--- start Records supplied ---

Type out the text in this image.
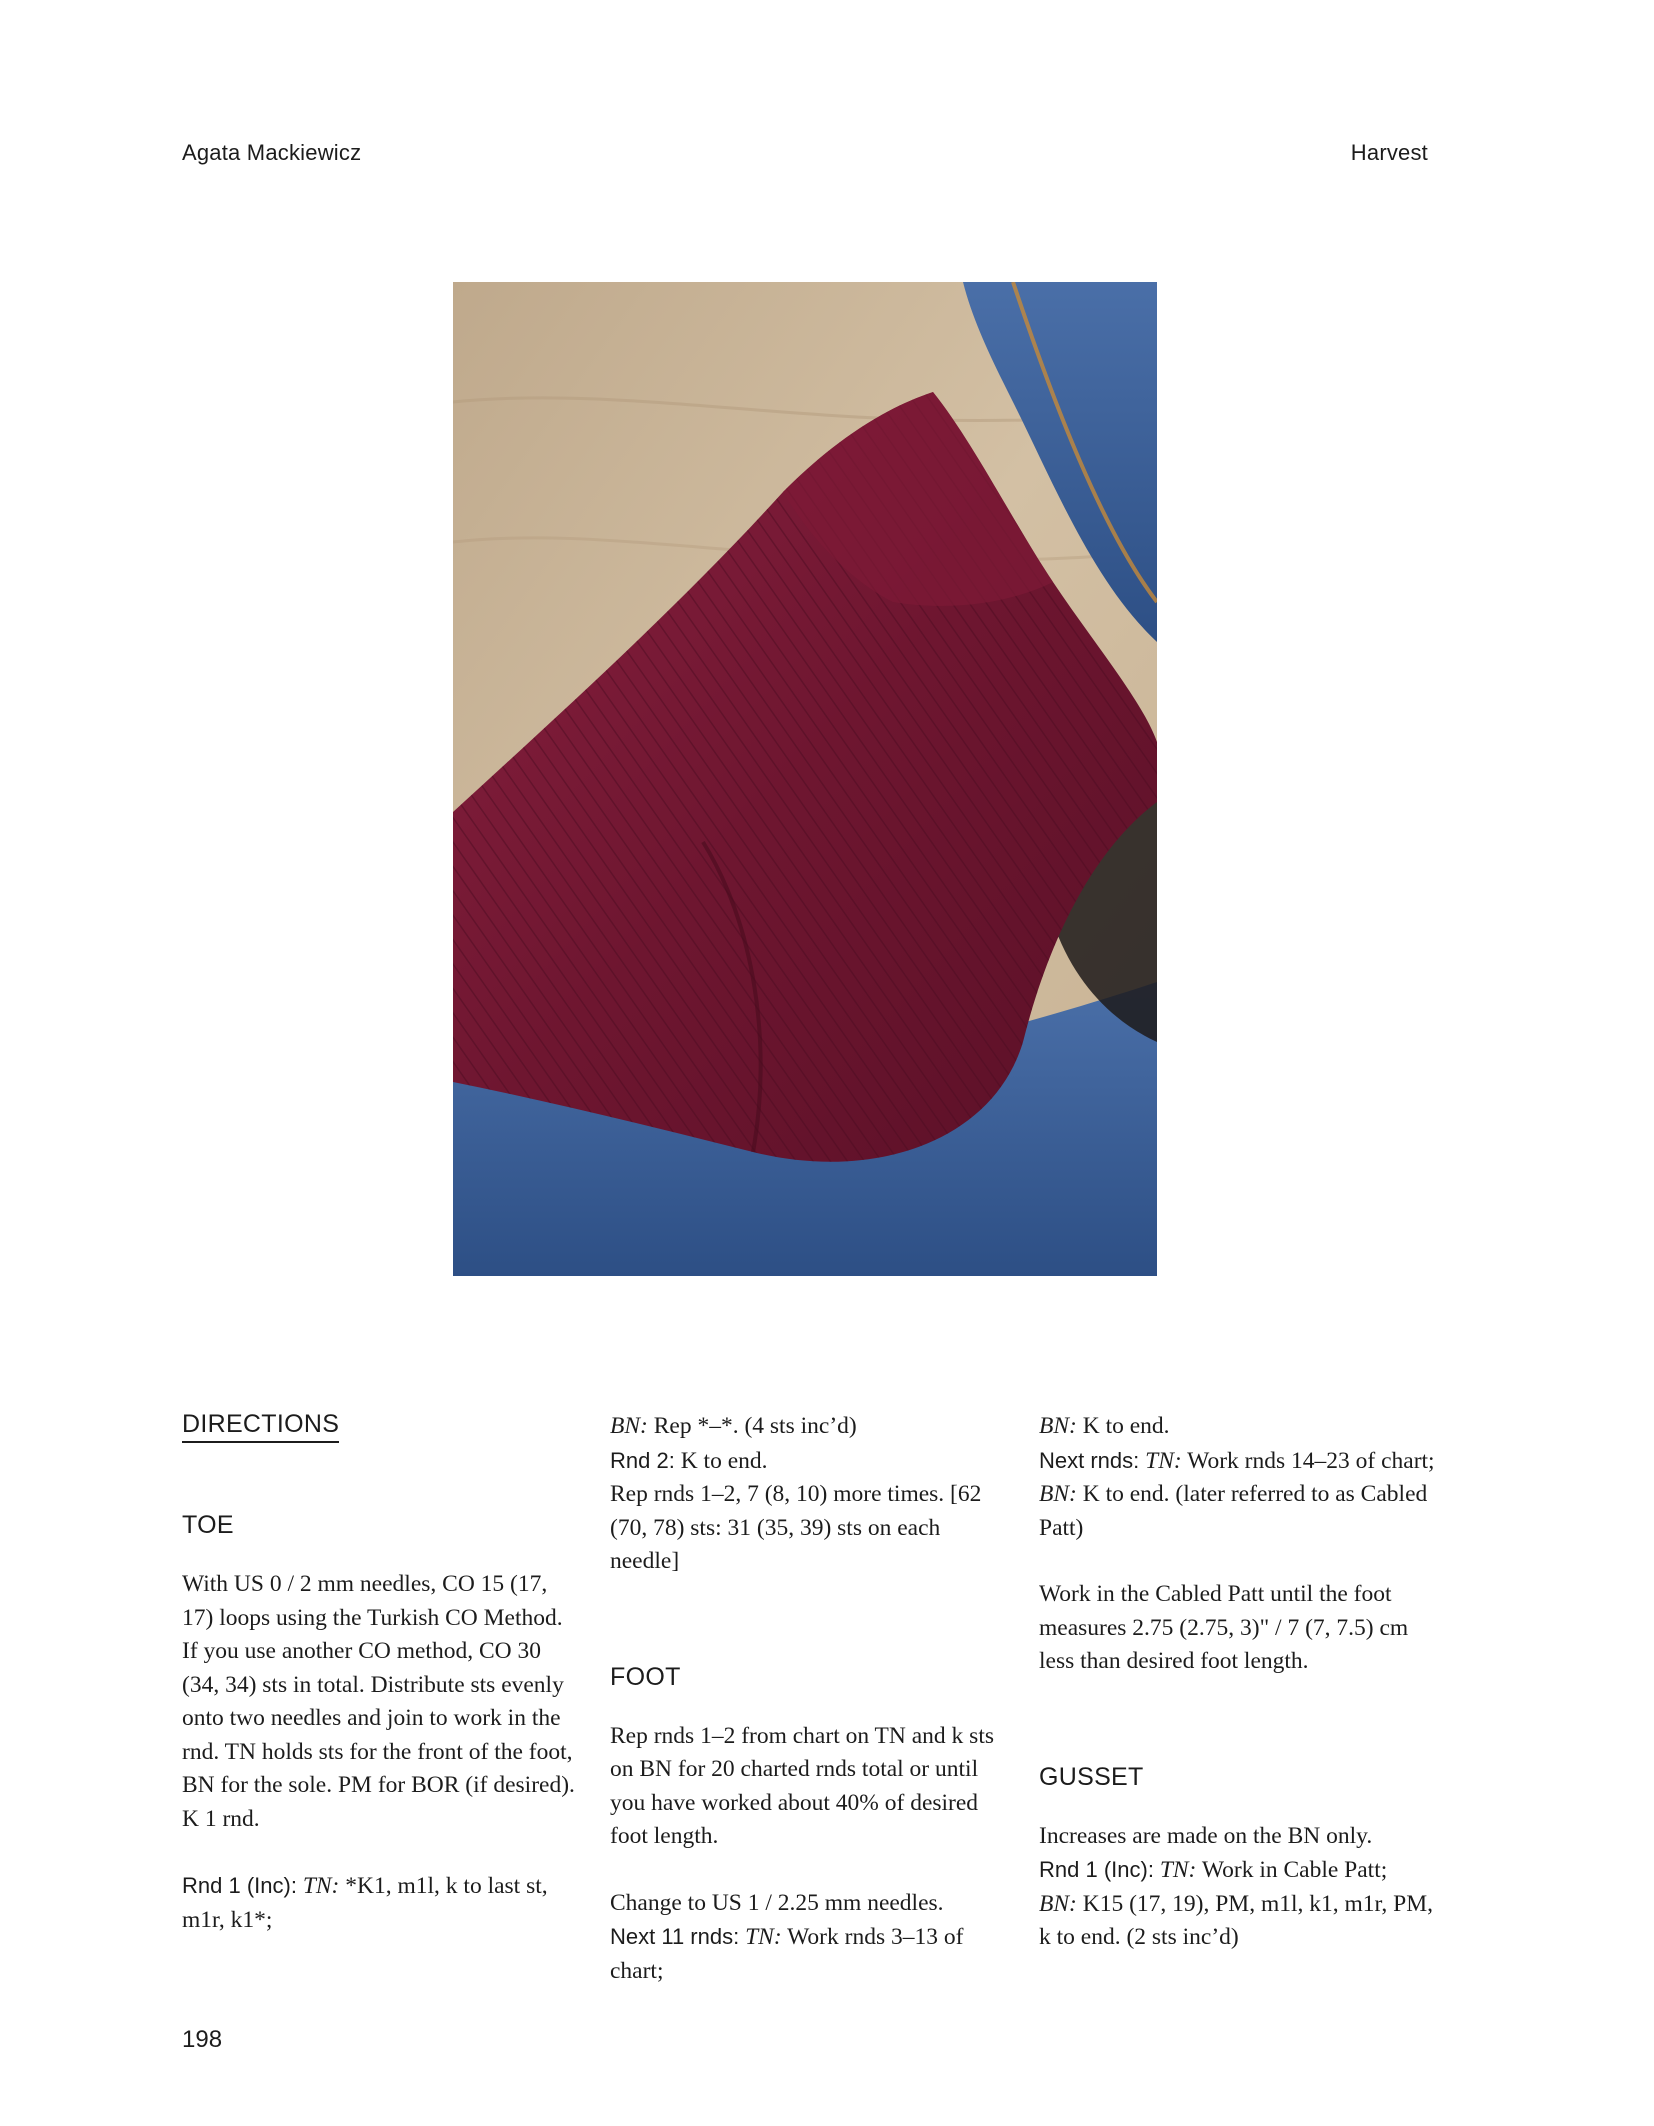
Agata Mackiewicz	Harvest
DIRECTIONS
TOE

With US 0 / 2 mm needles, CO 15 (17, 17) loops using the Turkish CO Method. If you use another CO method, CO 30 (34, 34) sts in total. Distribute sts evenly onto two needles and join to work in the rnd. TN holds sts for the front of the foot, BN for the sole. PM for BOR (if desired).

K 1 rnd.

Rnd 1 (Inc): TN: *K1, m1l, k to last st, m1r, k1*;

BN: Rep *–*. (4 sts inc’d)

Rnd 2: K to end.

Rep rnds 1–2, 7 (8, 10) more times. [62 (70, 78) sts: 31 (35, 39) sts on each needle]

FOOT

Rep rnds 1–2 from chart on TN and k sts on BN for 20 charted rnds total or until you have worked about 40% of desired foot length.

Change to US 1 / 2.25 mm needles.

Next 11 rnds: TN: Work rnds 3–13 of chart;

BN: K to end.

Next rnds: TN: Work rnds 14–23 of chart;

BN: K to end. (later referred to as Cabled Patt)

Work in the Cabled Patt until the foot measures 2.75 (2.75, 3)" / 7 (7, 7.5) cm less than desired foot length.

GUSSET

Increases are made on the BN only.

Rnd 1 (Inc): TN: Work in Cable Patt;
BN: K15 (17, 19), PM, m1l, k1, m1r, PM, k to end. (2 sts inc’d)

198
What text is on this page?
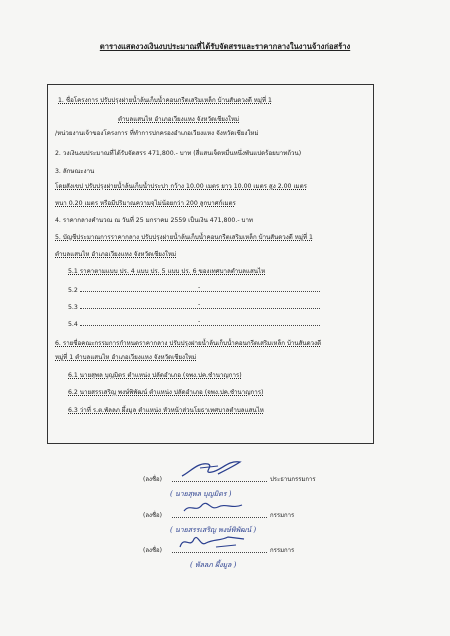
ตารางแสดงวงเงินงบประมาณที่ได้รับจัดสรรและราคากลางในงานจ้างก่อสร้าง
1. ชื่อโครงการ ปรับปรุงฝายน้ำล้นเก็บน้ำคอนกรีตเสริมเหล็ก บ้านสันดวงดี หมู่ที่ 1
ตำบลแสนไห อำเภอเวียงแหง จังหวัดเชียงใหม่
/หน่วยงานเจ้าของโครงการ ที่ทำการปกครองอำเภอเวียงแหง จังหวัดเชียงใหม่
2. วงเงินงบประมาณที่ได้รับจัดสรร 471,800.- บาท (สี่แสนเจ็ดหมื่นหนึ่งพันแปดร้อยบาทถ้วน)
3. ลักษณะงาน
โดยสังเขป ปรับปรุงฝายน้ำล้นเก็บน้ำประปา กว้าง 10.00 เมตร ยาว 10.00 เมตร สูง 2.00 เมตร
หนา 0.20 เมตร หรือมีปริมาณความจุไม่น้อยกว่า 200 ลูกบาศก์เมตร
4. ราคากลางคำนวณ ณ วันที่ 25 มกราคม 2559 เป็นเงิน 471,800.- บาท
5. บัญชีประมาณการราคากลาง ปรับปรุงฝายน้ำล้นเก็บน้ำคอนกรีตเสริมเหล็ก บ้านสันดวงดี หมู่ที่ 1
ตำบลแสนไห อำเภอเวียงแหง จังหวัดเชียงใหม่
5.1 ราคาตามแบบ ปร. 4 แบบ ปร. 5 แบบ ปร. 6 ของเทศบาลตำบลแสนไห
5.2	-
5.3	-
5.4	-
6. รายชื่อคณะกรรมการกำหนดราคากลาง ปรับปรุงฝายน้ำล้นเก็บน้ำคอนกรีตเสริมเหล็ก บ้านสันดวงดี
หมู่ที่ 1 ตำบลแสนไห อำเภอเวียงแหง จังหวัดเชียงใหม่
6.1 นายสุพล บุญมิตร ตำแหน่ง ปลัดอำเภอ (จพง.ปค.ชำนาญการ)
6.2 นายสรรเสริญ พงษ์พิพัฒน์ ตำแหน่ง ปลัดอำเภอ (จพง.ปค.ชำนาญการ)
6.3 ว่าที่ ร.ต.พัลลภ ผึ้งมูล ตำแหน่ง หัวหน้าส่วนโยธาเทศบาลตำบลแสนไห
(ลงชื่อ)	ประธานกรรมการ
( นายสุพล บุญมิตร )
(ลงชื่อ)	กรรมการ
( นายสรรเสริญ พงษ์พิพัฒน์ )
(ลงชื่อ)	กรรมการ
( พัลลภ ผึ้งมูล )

--- end Records supplied ---

_What is asked_
Reproduce the full material exactly, excluding the pictures.

_Exercise solution_
Type out the text in this image.
Agata Mackiewicz	Harvest
DIRECTIONS
TOE

With US 0 / 2 mm needles, CO 15 (17, 17) loops using the Turkish CO Method. If you use another CO method, CO 30 (34, 34) sts in total. Distribute sts evenly onto two needles and join to work in the rnd. TN holds sts for the front of the foot, BN for the sole. PM for BOR (if desired).

K 1 rnd.

Rnd 1 (Inc): TN: *K1, m1l, k to last st, m1r, k1*;

BN: Rep *–*. (4 sts inc’d)

Rnd 2: K to end.

Rep rnds 1–2, 7 (8, 10) more times. [62 (70, 78) sts: 31 (35, 39) sts on each needle]

FOOT

Rep rnds 1–2 from chart on TN and k sts on BN for 20 charted rnds total or until you have worked about 40% of desired foot length.

Change to US 1 / 2.25 mm needles.

Next 11 rnds: TN: Work rnds 3–13 of chart;

BN: K to end.

Next rnds: TN: Work rnds 14–23 of chart;

BN: K to end. (later referred to as Cabled Patt)

Work in the Cabled Patt until the foot measures 2.75 (2.75, 3)" / 7 (7, 7.5) cm less than desired foot length.

GUSSET

Increases are made on the BN only.

Rnd 1 (Inc): TN: Work in Cable Patt;
BN: K15 (17, 19), PM, m1l, k1, m1r, PM, k to end. (2 sts inc’d)

198
What text is on this page?
ตารางแสดงวงเงินงบประมาณที่ได้รับจัดสรรและราคากลางในงานจ้างก่อสร้าง
1. ชื่อโครงการ ปรับปรุงฝายน้ำล้นเก็บน้ำคอนกรีตเสริมเหล็ก บ้านสันดวงดี หมู่ที่ 1
ตำบลแสนไห อำเภอเวียงแหง จังหวัดเชียงใหม่
/หน่วยงานเจ้าของโครงการ ที่ทำการปกครองอำเภอเวียงแหง จังหวัดเชียงใหม่
2. วงเงินงบประมาณที่ได้รับจัดสรร 471,800.- บาท (สี่แสนเจ็ดหมื่นหนึ่งพันแปดร้อยบาทถ้วน)
3. ลักษณะงาน
โดยสังเขป ปรับปรุงฝายน้ำล้นเก็บน้ำประปา กว้าง 10.00 เมตร ยาว 10.00 เมตร สูง 2.00 เมตร
หนา 0.20 เมตร หรือมีปริมาณความจุไม่น้อยกว่า 200 ลูกบาศก์เมตร
4. ราคากลางคำนวณ ณ วันที่ 25 มกราคม 2559 เป็นเงิน 471,800.- บาท
5. บัญชีประมาณการราคากลาง ปรับปรุงฝายน้ำล้นเก็บน้ำคอนกรีตเสริมเหล็ก บ้านสันดวงดี หมู่ที่ 1
ตำบลแสนไห อำเภอเวียงแหง จังหวัดเชียงใหม่
5.1 ราคาตามแบบ ปร. 4 แบบ ปร. 5 แบบ ปร. 6 ของเทศบาลตำบลแสนไห
5.2	-
5.3	-
5.4	-
6. รายชื่อคณะกรรมการกำหนดราคากลาง ปรับปรุงฝายน้ำล้นเก็บน้ำคอนกรีตเสริมเหล็ก บ้านสันดวงดี
หมู่ที่ 1 ตำบลแสนไห อำเภอเวียงแหง จังหวัดเชียงใหม่
6.1 นายสุพล บุญมิตร ตำแหน่ง ปลัดอำเภอ (จพง.ปค.ชำนาญการ)
6.2 นายสรรเสริญ พงษ์พิพัฒน์ ตำแหน่ง ปลัดอำเภอ (จพง.ปค.ชำนาญการ)
6.3 ว่าที่ ร.ต.พัลลภ ผึ้งมูล ตำแหน่ง หัวหน้าส่วนโยธาเทศบาลตำบลแสนไห
(ลงชื่อ)	ประธานกรรมการ
( นายสุพล บุญมิตร )
(ลงชื่อ)	กรรมการ
( นายสรรเสริญ พงษ์พิพัฒน์ )
(ลงชื่อ)	กรรมการ
( พัลลภ ผึ้งมูล )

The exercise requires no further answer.